> WORK INSTRUCTIONS
Determine which lines contain the word "text", then copy those lines.

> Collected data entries

----

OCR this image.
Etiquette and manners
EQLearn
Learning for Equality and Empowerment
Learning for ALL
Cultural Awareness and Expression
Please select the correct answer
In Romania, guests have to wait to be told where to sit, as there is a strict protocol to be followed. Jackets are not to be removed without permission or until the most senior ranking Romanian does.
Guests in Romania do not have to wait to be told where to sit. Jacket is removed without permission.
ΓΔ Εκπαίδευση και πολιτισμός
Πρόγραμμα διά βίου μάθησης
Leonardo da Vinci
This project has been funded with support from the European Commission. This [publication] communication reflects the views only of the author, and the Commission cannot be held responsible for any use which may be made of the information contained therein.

----

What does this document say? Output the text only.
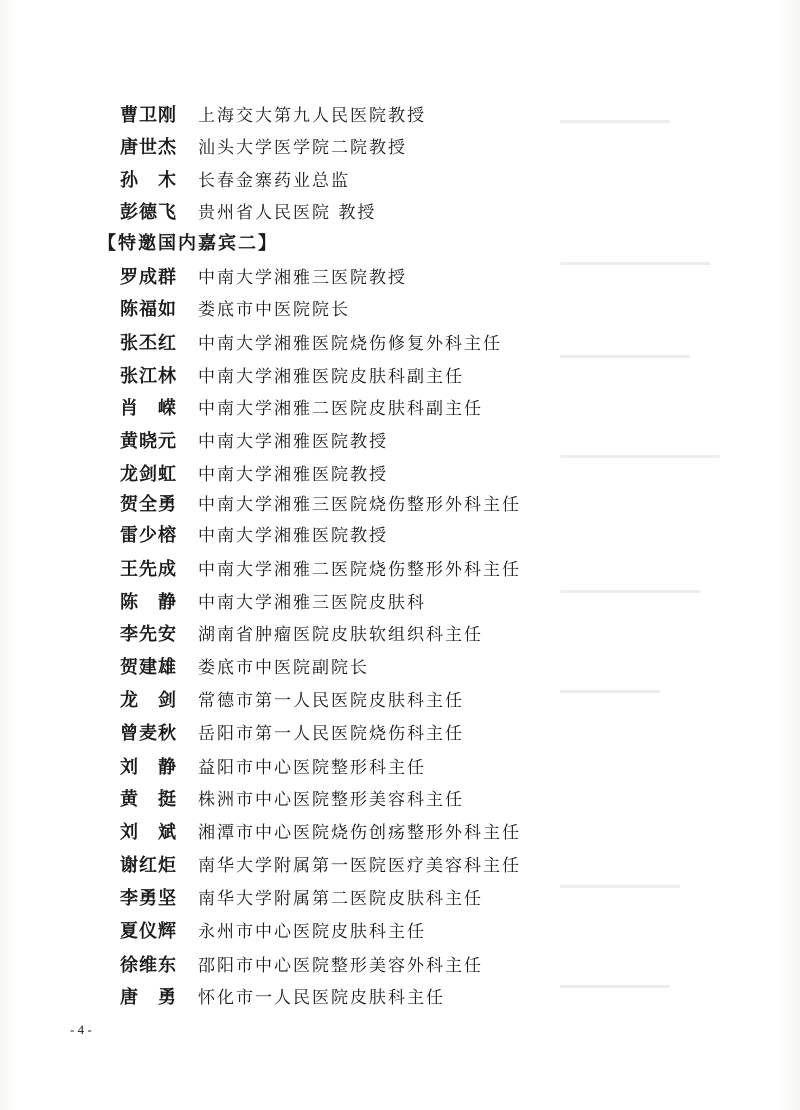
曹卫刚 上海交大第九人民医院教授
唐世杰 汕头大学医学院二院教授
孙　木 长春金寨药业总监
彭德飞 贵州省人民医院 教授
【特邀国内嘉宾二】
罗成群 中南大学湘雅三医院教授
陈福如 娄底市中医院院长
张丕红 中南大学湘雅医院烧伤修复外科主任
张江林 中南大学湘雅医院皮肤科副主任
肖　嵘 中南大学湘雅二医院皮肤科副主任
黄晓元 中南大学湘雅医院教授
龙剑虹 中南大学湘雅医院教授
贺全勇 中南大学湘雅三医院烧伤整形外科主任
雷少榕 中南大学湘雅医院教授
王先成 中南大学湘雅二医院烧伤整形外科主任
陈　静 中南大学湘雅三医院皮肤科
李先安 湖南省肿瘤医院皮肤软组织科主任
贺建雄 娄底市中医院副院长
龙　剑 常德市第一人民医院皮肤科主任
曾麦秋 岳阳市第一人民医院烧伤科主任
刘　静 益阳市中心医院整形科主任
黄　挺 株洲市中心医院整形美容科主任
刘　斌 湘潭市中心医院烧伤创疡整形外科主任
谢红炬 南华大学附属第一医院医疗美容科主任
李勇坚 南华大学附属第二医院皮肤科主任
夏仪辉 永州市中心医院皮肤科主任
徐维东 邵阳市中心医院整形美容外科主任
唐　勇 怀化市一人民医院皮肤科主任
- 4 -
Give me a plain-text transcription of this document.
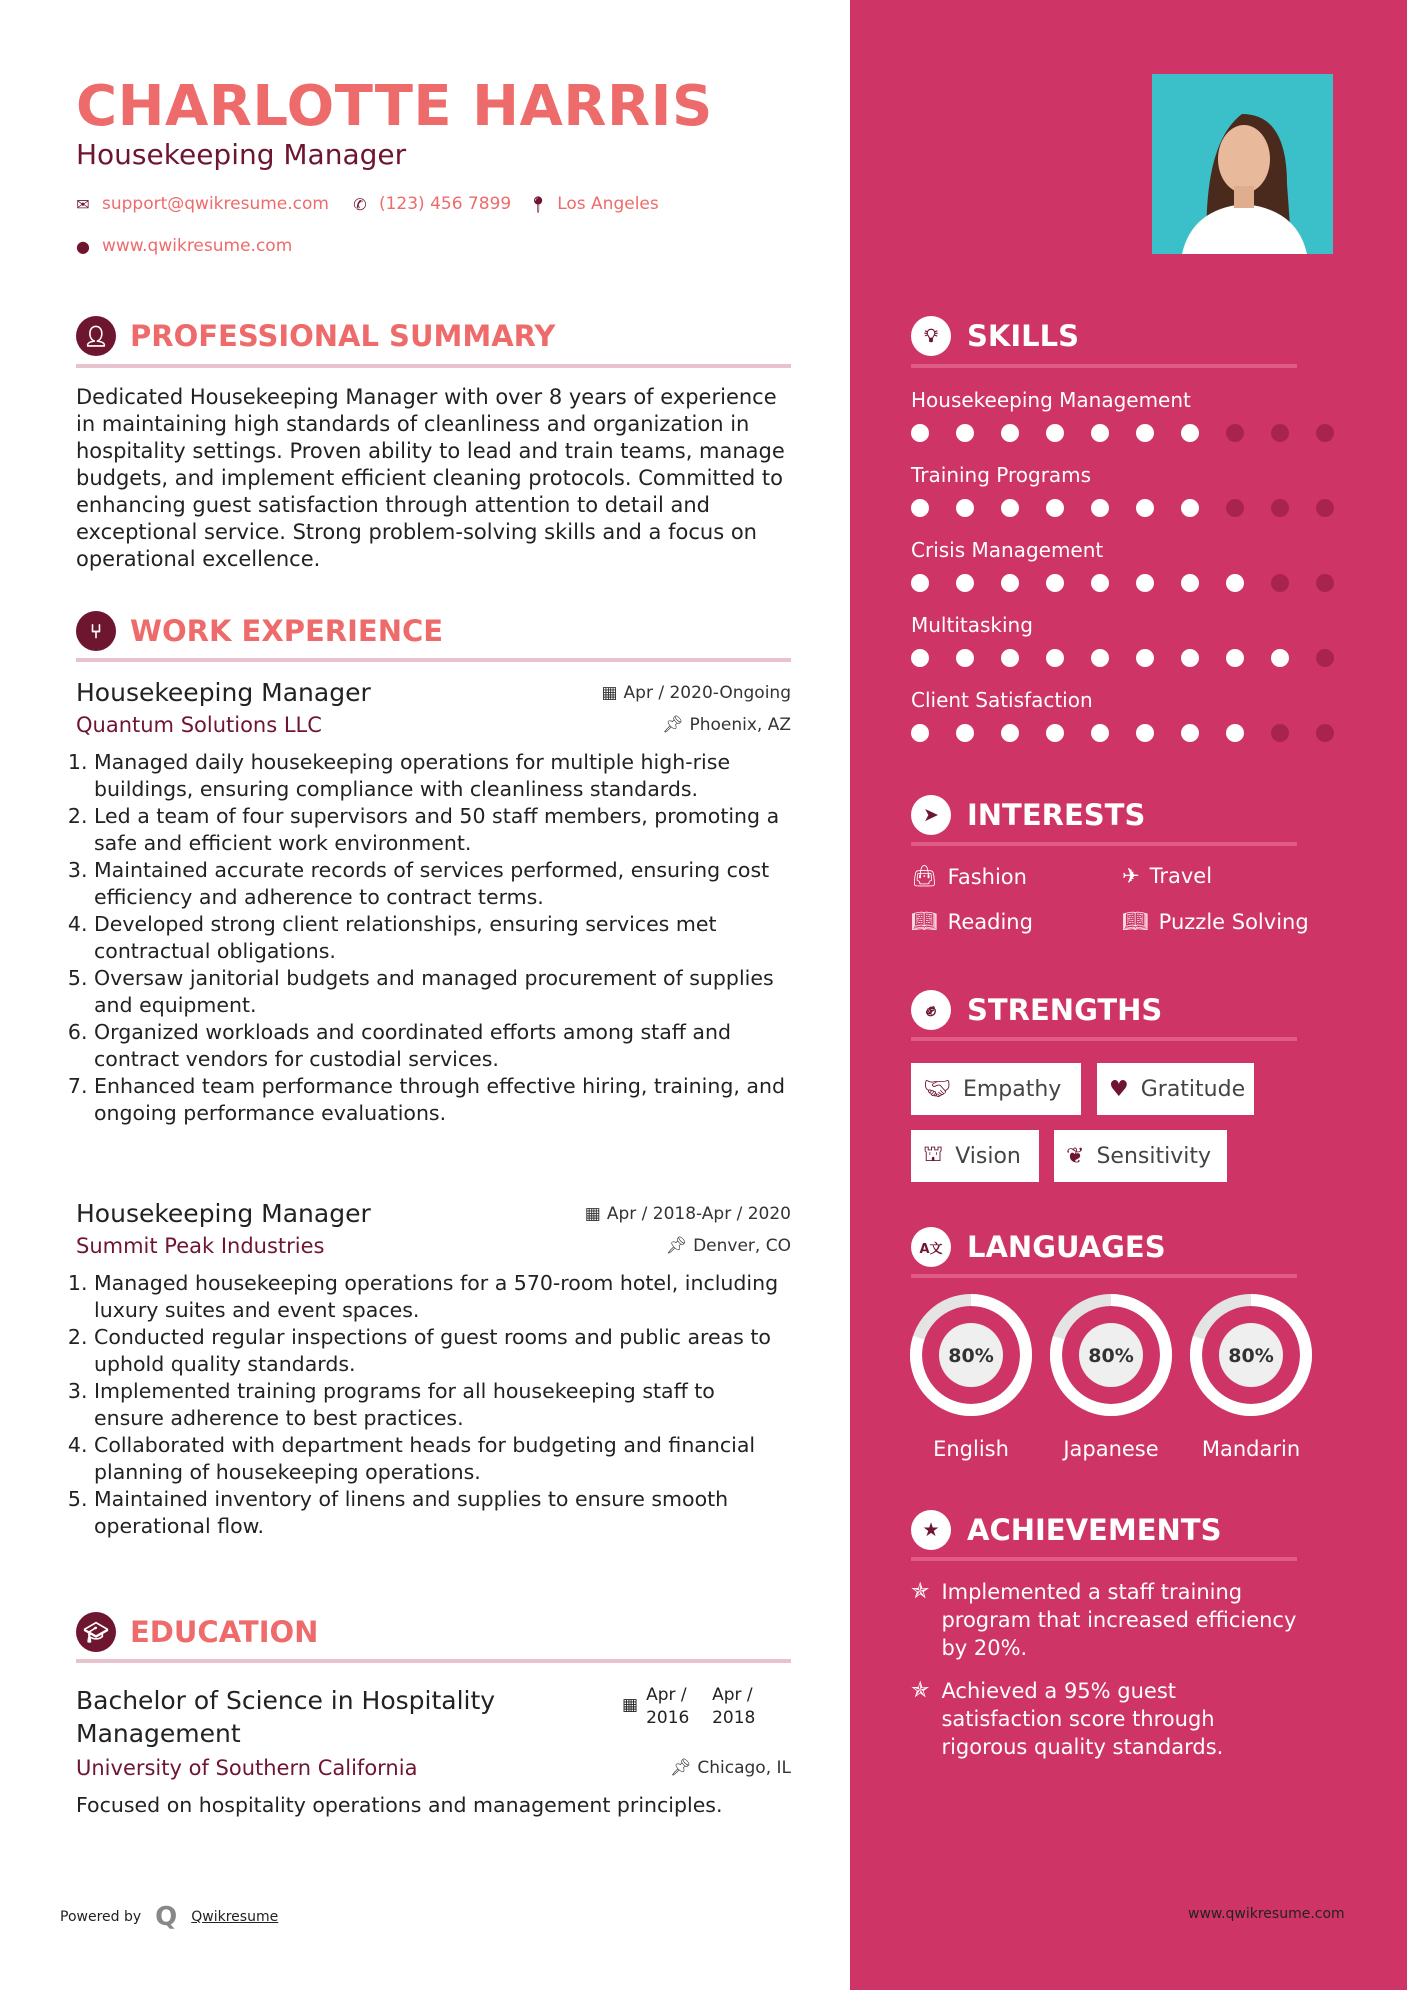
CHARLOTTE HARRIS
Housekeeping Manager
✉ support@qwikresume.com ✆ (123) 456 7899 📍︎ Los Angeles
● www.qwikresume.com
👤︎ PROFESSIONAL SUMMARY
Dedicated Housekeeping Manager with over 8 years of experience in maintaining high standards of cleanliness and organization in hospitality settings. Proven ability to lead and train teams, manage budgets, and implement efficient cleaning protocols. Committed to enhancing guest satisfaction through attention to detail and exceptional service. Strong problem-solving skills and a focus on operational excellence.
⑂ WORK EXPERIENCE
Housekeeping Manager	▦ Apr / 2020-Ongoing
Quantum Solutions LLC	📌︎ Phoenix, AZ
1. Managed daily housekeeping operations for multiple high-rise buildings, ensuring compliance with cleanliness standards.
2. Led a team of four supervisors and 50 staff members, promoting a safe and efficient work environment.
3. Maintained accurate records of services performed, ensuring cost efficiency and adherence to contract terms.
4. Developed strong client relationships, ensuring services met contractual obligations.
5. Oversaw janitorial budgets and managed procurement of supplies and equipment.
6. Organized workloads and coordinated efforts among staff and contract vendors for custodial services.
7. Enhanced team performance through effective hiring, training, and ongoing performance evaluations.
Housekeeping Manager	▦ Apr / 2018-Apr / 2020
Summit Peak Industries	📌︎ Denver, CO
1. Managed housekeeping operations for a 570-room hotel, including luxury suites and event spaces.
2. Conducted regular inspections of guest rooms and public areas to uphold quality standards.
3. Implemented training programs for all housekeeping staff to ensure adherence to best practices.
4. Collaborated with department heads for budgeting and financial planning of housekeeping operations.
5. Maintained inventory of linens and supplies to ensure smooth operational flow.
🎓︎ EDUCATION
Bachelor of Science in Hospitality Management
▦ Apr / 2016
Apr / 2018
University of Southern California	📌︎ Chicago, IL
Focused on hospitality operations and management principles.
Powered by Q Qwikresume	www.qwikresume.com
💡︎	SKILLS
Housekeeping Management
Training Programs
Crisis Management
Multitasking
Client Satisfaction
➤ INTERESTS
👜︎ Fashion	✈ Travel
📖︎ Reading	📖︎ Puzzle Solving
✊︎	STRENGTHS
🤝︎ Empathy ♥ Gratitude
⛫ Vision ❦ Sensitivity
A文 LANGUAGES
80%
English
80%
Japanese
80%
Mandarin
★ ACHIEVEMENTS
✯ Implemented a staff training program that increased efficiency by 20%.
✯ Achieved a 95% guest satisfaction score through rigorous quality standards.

----

> RESULT OF THE TASK
What does this document say? Output the text only.
Give me a plain-text transcription of this document.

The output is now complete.